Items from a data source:

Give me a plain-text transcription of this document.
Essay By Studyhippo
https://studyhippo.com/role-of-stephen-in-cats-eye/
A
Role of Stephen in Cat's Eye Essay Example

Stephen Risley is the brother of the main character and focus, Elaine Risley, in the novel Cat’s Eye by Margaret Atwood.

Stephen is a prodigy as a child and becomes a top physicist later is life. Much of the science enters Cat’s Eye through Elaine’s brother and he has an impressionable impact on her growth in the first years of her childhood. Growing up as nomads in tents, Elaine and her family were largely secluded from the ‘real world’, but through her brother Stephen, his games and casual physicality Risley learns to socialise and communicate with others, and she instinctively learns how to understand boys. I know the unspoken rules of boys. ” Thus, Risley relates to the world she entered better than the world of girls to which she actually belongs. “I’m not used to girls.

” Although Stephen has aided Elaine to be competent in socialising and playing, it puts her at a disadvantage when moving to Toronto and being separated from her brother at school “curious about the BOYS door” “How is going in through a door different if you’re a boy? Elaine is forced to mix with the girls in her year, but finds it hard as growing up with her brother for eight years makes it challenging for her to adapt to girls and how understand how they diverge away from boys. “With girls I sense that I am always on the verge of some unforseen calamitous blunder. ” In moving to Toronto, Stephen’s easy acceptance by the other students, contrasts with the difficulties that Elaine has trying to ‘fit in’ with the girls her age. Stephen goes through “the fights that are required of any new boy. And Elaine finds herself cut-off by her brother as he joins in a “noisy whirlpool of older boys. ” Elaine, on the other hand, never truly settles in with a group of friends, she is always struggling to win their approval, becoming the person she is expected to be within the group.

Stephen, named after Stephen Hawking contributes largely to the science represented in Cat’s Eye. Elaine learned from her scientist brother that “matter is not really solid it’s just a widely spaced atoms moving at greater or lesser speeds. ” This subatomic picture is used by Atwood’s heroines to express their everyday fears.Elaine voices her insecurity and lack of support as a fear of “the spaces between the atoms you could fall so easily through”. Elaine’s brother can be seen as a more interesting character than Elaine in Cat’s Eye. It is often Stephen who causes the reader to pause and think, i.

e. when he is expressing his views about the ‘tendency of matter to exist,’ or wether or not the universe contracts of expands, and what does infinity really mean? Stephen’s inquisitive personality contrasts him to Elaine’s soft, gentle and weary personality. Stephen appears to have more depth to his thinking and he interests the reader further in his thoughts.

- [Written instruction]: Collect each line above holding the string "Essay".

- [Full response]:
Essay By Studyhippo
Role of Stephen in Cat's Eye Essay Example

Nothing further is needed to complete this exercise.